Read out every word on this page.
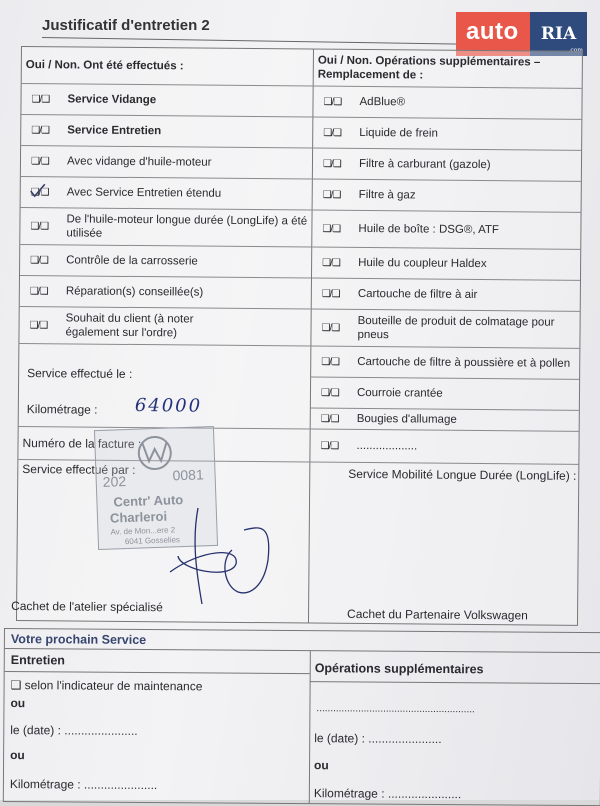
Justificatif d'entretien 2	auto	RIA
.com
Oui / Non. Ont été effectués :
❑/❑	Service Vidange
❑/❑	Service Entretien
❑/❑	Avec vidange d'huile-moteur
❑/❑	Avec Service Entretien étendu
❑/❑	De l'huile-moteur longue durée (LongLife) a été utilisée
❑/❑	Contrôle de la carrosserie
❑/❑	Réparation(s) conseillée(s)
❑/❑	Souhait du client (à noter également sur l'ordre)
Service effectué le :
Kilométrage : 64000
Numéro de la facture :
Service effectué par :
Cachet de l'atelier spécialisé
Oui / Non. Opérations supplémentaires – Remplacement de :
❑/❑	AdBlue®
❑/❑	Liquide de frein
❑/❑	Filtre à carburant (gazole)
❑/❑	Filtre à gaz
❑/❑	Huile de boîte : DSG®, ATF
❑/❑	Huile du coupleur Haldex
❑/❑	Cartouche de filtre à air
❑/❑	Bouteille de produit de colmatage pour pneus
❑/❑	Cartouche de filtre à poussière et à pollen
❑/❑	Courroie crantée
❑/❑	Bougies d'allumage
❑/❑	...................
Service Mobilité Longue Durée (LongLife) :
Cachet du Partenaire Volkswagen
202	0081
Centr' Auto
Charleroi
Av. de Mon...ere 2
6041 Gosselies
Votre prochain Service
Entretien
Opérations supplémentaires
❑ selon l'indicateur de maintenance
ou
le (date) : ......................
ou
Kilométrage : ......................
.........................................................
le (date) : ......................
ou
Kilométrage : ......................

====

• _WORK INSTRUCTIONS_:
In the entries above, find every line with the word "supplémentaires" and list it.

• _FINISHED EXERCISE_:
Oui / Non. Opérations supplémentaires – Remplacement de :
Opérations supplémentaires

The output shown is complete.